**Dataset excerpt**
* START *

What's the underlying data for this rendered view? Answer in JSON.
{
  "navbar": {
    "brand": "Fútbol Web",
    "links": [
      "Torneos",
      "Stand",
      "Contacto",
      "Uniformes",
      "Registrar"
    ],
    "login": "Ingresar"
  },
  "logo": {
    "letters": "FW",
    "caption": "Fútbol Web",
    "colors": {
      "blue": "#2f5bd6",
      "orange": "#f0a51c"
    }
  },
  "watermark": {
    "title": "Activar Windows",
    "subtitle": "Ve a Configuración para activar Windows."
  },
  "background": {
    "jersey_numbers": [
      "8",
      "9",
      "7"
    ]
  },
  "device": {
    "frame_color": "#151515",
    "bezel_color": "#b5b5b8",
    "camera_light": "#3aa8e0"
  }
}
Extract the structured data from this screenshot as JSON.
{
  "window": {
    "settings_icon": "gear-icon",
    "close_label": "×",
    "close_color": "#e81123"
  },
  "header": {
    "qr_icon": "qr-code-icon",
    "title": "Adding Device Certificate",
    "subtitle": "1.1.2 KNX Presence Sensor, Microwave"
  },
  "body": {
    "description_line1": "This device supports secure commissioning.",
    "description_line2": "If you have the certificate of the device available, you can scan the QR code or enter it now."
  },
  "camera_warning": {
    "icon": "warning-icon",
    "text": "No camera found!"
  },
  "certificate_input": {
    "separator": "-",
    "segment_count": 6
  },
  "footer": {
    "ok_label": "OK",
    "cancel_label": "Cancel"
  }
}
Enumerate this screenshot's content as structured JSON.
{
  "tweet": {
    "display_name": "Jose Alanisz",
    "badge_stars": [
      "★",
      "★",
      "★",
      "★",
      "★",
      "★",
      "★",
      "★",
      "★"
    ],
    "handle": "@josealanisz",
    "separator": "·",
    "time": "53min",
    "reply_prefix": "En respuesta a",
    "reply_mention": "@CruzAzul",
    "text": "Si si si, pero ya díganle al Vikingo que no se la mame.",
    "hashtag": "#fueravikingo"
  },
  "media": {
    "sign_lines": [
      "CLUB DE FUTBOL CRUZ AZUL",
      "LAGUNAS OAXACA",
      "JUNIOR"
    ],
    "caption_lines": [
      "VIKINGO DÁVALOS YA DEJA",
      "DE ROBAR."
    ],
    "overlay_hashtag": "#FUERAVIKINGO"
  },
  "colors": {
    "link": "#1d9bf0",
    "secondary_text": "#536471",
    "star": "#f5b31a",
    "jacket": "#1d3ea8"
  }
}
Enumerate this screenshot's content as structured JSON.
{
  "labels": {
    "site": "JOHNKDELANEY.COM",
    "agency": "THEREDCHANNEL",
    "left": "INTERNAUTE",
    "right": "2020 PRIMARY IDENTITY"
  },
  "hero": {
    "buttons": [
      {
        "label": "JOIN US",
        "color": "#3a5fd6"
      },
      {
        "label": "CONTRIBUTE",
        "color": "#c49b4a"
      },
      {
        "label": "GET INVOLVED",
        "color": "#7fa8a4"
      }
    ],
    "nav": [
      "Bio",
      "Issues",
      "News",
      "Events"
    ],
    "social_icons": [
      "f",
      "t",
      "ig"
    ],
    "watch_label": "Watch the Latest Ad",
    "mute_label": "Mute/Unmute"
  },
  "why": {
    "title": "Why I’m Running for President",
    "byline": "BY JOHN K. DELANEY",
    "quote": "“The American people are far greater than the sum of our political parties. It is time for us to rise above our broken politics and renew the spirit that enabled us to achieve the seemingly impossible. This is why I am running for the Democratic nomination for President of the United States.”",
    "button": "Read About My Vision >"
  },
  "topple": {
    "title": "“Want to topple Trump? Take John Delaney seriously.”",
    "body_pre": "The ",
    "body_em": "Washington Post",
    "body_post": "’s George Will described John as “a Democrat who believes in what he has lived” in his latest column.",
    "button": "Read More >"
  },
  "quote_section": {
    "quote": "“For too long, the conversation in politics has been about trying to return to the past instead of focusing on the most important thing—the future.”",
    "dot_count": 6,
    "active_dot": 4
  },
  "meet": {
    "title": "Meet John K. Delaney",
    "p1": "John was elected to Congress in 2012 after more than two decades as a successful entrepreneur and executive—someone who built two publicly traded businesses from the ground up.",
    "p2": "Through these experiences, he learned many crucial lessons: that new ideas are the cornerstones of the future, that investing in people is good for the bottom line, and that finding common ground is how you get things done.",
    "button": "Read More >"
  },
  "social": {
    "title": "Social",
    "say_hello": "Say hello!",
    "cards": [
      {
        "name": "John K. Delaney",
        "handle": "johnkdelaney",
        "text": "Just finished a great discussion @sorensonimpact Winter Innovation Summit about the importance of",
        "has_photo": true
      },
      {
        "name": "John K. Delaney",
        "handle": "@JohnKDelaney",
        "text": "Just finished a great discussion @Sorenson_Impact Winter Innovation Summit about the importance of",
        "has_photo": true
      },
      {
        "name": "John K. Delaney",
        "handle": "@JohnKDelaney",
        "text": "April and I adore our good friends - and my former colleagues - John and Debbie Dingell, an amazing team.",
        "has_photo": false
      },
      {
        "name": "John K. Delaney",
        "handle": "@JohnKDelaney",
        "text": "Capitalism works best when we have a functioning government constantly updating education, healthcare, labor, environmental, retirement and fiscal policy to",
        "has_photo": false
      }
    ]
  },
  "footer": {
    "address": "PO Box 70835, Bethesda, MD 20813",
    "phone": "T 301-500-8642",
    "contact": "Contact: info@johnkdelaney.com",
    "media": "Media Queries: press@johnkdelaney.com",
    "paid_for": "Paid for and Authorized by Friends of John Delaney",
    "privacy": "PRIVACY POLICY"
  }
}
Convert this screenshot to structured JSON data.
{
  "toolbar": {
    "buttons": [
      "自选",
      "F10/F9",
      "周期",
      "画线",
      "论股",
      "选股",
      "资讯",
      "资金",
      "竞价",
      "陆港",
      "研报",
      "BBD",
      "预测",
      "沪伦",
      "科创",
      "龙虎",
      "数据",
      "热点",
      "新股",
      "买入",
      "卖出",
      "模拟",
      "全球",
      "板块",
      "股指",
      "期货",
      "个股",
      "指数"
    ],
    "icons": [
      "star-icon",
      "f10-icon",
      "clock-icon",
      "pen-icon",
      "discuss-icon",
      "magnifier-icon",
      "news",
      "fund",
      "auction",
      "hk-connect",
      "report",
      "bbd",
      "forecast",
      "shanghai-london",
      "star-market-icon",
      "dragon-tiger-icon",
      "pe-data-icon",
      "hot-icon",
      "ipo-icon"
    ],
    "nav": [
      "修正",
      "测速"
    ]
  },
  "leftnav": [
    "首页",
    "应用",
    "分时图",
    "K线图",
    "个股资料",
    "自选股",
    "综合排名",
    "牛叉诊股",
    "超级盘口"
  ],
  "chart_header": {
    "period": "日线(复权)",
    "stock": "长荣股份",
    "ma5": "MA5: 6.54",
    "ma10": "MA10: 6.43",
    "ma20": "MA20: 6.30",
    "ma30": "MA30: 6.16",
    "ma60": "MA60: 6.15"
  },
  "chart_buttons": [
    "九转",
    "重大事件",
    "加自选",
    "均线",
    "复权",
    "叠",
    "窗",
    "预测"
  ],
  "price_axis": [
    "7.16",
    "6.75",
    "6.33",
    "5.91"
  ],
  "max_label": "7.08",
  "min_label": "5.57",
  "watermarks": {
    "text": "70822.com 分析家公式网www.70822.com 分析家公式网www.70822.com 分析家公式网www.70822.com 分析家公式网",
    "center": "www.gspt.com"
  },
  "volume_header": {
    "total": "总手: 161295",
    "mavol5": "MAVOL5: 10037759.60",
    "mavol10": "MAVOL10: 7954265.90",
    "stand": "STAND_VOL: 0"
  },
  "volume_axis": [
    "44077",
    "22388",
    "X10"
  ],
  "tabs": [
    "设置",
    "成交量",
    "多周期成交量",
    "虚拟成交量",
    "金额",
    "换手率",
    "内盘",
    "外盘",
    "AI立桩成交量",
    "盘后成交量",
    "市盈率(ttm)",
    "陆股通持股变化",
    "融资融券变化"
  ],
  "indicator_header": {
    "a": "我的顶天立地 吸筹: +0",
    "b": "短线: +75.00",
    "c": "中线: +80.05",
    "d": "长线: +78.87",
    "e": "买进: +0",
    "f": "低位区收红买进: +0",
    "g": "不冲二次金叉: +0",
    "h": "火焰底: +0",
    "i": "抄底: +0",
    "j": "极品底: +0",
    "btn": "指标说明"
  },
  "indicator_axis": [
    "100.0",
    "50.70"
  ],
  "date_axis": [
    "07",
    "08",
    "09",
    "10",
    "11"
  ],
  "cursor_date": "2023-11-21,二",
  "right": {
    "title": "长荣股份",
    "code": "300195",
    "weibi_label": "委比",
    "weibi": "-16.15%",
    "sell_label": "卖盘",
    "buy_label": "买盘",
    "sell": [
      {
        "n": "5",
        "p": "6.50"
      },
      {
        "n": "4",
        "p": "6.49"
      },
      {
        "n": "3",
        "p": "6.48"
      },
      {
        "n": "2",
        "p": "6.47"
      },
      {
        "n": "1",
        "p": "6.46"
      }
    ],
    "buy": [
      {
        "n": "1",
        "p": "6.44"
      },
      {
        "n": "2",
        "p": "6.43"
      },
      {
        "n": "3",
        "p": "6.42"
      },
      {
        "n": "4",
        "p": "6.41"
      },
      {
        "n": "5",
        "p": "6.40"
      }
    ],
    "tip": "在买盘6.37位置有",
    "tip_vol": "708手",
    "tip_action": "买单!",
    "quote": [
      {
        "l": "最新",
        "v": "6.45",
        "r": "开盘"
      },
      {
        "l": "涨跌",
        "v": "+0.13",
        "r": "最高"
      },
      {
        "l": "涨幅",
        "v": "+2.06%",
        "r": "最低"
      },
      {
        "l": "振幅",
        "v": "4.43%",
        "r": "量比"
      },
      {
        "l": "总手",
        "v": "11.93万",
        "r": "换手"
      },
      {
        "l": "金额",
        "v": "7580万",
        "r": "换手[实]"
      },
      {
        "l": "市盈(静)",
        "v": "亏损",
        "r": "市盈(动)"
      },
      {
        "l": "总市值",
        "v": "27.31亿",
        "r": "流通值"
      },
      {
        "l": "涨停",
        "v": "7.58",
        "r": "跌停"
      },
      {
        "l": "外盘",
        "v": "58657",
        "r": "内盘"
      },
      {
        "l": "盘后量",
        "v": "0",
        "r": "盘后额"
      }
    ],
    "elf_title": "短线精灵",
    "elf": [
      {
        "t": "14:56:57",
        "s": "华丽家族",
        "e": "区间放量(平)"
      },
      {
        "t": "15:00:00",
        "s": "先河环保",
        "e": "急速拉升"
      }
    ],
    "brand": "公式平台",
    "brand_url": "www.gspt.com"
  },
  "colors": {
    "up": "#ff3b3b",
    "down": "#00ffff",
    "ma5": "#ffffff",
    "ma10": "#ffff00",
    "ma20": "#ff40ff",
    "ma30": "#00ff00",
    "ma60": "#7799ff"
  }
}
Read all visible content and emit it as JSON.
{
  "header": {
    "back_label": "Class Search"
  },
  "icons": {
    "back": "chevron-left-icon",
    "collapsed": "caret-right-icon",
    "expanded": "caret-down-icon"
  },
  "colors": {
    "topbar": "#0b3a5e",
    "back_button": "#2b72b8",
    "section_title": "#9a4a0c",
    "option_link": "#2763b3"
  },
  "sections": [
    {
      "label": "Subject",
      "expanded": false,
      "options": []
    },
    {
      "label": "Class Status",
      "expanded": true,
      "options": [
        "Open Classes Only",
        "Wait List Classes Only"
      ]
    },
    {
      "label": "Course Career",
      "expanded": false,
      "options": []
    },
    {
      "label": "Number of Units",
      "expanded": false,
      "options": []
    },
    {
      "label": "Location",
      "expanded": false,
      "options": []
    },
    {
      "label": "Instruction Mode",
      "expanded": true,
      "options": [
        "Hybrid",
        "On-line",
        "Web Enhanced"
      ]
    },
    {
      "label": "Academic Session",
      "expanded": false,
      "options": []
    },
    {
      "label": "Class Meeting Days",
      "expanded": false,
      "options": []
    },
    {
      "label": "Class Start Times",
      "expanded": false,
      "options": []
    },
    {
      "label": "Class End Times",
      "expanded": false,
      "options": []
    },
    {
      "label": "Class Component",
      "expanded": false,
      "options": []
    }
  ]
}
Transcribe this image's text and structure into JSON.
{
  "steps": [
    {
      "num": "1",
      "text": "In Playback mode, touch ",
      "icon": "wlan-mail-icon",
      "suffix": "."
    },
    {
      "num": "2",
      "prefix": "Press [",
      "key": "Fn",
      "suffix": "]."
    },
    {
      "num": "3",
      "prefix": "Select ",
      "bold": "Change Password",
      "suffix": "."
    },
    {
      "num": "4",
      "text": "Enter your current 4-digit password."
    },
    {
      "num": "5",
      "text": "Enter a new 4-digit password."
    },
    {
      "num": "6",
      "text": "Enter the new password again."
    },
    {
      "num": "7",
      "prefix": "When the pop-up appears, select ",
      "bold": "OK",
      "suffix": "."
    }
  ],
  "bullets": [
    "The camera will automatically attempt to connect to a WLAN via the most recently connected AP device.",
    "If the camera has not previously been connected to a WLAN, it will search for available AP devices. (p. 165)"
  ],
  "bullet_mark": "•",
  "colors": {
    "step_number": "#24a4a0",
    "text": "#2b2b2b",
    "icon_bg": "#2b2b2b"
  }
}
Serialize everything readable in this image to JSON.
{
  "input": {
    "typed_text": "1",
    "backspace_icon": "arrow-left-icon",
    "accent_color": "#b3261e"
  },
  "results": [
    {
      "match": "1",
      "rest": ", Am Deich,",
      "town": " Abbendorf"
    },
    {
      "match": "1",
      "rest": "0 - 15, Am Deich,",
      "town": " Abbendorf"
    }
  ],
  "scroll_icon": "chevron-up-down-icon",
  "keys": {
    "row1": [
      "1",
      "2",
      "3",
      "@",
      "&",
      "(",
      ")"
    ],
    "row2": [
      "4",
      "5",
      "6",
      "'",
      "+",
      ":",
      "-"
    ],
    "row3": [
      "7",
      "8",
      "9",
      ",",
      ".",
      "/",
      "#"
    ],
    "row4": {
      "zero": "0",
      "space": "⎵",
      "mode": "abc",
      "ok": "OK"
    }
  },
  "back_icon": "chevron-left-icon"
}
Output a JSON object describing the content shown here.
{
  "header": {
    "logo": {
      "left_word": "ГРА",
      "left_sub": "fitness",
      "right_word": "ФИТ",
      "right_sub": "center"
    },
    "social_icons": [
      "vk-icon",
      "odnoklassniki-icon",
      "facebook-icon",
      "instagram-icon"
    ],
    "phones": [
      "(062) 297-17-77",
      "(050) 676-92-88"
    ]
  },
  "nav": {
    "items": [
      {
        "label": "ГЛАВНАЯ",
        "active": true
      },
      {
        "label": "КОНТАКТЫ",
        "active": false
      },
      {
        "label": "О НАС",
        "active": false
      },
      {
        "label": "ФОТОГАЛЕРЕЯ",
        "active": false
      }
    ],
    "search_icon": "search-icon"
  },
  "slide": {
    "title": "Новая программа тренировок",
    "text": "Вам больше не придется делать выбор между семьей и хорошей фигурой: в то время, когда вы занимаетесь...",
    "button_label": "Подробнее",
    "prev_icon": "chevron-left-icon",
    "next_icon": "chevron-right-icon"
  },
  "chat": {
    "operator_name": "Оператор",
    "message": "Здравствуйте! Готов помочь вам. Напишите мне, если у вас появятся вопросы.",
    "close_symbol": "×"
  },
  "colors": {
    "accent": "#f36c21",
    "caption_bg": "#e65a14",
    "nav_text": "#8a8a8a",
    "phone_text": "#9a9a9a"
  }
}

* END *

**Stated task**
Identify and list each line with the word "media".

**Solution**
  "media": {
    "media": "Media Queries: press@johnkdelaney.com",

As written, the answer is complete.